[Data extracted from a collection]
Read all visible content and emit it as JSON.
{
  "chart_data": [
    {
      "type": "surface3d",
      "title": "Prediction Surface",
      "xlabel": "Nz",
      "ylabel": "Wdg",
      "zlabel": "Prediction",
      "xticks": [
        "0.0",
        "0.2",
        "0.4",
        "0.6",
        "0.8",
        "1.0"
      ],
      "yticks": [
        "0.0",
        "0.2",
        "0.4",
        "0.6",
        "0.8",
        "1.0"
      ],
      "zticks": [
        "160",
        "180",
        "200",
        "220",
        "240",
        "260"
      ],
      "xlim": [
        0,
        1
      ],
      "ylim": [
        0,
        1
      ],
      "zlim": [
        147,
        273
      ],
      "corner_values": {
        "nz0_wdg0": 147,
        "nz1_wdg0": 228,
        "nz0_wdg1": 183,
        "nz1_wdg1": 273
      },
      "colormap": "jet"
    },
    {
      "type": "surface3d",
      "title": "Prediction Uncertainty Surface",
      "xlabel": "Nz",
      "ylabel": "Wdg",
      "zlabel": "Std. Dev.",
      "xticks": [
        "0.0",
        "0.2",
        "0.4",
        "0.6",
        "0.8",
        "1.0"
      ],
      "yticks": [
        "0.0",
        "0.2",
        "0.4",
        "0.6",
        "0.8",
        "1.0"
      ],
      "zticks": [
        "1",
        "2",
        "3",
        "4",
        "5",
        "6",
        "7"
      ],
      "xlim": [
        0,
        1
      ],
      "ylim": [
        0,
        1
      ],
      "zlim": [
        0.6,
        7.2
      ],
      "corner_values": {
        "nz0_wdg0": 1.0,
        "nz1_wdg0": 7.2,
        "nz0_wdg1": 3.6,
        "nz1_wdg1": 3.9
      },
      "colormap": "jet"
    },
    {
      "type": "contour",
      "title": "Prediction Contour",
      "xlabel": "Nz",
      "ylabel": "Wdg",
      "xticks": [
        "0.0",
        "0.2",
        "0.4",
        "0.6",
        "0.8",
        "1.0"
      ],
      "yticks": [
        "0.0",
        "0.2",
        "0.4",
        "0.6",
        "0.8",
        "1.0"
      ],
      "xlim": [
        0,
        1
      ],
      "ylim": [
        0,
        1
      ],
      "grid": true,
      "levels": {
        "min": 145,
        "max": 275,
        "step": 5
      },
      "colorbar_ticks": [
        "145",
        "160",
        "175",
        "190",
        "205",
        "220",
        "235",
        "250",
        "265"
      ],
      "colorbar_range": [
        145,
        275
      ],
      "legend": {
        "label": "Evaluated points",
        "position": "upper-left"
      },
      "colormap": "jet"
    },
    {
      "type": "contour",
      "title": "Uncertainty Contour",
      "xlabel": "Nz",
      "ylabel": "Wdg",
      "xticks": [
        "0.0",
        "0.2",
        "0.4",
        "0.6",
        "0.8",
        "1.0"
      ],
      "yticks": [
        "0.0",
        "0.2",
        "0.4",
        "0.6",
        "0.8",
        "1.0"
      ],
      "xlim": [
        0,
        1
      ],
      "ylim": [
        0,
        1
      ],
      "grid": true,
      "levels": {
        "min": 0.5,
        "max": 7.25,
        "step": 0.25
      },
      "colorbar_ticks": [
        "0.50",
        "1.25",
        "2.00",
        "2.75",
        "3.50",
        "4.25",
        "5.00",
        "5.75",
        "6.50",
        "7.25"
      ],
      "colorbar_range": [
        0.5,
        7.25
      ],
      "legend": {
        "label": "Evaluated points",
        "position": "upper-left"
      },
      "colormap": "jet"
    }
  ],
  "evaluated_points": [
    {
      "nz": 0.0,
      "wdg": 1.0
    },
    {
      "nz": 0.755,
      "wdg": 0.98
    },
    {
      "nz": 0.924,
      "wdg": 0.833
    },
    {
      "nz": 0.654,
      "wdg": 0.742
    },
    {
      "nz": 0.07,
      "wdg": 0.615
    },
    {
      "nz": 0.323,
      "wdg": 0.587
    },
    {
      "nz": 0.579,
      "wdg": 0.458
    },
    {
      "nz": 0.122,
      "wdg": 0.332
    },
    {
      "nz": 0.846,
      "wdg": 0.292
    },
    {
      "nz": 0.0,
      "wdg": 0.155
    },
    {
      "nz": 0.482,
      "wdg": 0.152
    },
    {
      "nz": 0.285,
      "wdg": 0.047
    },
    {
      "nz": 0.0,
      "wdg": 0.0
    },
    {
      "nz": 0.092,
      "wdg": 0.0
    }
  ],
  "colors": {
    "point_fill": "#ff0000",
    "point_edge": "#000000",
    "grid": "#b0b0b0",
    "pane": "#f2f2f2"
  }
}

What to do
The entries above must be returned exactly.

Exercise answer
Read all visible content and emit it as JSON.
{
  "chart_data": [
    {
      "type": "surface3d",
      "title": "Prediction Surface",
      "xlabel": "Nz",
      "ylabel": "Wdg",
      "zlabel": "Prediction",
      "xticks": [
        "0.0",
        "0.2",
        "0.4",
        "0.6",
        "0.8",
        "1.0"
      ],
      "yticks": [
        "0.0",
        "0.2",
        "0.4",
        "0.6",
        "0.8",
        "1.0"
      ],
      "zticks": [
        "160",
        "180",
        "200",
        "220",
        "240",
        "260"
      ],
      "xlim": [
        0,
        1
      ],
      "ylim": [
        0,
        1
      ],
      "zlim": [
        147,
        273
      ],
      "corner_values": {
        "nz0_wdg0": 147,
        "nz1_wdg0": 228,
        "nz0_wdg1": 183,
        "nz1_wdg1": 273
      },
      "colormap": "jet"
    },
    {
      "type": "surface3d",
      "title": "Prediction Uncertainty Surface",
      "xlabel": "Nz",
      "ylabel": "Wdg",
      "zlabel": "Std. Dev.",
      "xticks": [
        "0.0",
        "0.2",
        "0.4",
        "0.6",
        "0.8",
        "1.0"
      ],
      "yticks": [
        "0.0",
        "0.2",
        "0.4",
        "0.6",
        "0.8",
        "1.0"
      ],
      "zticks": [
        "1",
        "2",
        "3",
        "4",
        "5",
        "6",
        "7"
      ],
      "xlim": [
        0,
        1
      ],
      "ylim": [
        0,
        1
      ],
      "zlim": [
        0.6,
        7.2
      ],
      "corner_values": {
        "nz0_wdg0": 1.0,
        "nz1_wdg0": 7.2,
        "nz0_wdg1": 3.6,
        "nz1_wdg1": 3.9
      },
      "colormap": "jet"
    },
    {
      "type": "contour",
      "title": "Prediction Contour",
      "xlabel": "Nz",
      "ylabel": "Wdg",
      "xticks": [
        "0.0",
        "0.2",
        "0.4",
        "0.6",
        "0.8",
        "1.0"
      ],
      "yticks": [
        "0.0",
        "0.2",
        "0.4",
        "0.6",
        "0.8",
        "1.0"
      ],
      "xlim": [
        0,
        1
      ],
      "ylim": [
        0,
        1
      ],
      "grid": true,
      "levels": {
        "min": 145,
        "max": 275,
        "step": 5
      },
      "colorbar_ticks": [
        "145",
        "160",
        "175",
        "190",
        "205",
        "220",
        "235",
        "250",
        "265"
      ],
      "colorbar_range": [
        145,
        275
      ],
      "legend": {
        "label": "Evaluated points",
        "position": "upper-left"
      },
      "colormap": "jet"
    },
    {
      "type": "contour",
      "title": "Uncertainty Contour",
      "xlabel": "Nz",
      "ylabel": "Wdg",
      "xticks": [
        "0.0",
        "0.2",
        "0.4",
        "0.6",
        "0.8",
        "1.0"
      ],
      "yticks": [
        "0.0",
        "0.2",
        "0.4",
        "0.6",
        "0.8",
        "1.0"
      ],
      "xlim": [
        0,
        1
      ],
      "ylim": [
        0,
        1
      ],
      "grid": true,
      "levels": {
        "min": 0.5,
        "max": 7.25,
        "step": 0.25
      },
      "colorbar_ticks": [
        "0.50",
        "1.25",
        "2.00",
        "2.75",
        "3.50",
        "4.25",
        "5.00",
        "5.75",
        "6.50",
        "7.25"
      ],
      "colorbar_range": [
        0.5,
        7.25
      ],
      "legend": {
        "label": "Evaluated points",
        "position": "upper-left"
      },
      "colormap": "jet"
    }
  ],
  "evaluated_points": [
    {
      "nz": 0.0,
      "wdg": 1.0
    },
    {
      "nz": 0.755,
      "wdg": 0.98
    },
    {
      "nz": 0.924,
      "wdg": 0.833
    },
    {
      "nz": 0.654,
      "wdg": 0.742
    },
    {
      "nz": 0.07,
      "wdg": 0.615
    },
    {
      "nz": 0.323,
      "wdg": 0.587
    },
    {
      "nz": 0.579,
      "wdg": 0.458
    },
    {
      "nz": 0.122,
      "wdg": 0.332
    },
    {
      "nz": 0.846,
      "wdg": 0.292
    },
    {
      "nz": 0.0,
      "wdg": 0.155
    },
    {
      "nz": 0.482,
      "wdg": 0.152
    },
    {
      "nz": 0.285,
      "wdg": 0.047
    },
    {
      "nz": 0.0,
      "wdg": 0.0
    },
    {
      "nz": 0.092,
      "wdg": 0.0
    }
  ],
  "colors": {
    "point_fill": "#ff0000",
    "point_edge": "#000000",
    "grid": "#b0b0b0",
    "pane": "#f2f2f2"
  }
}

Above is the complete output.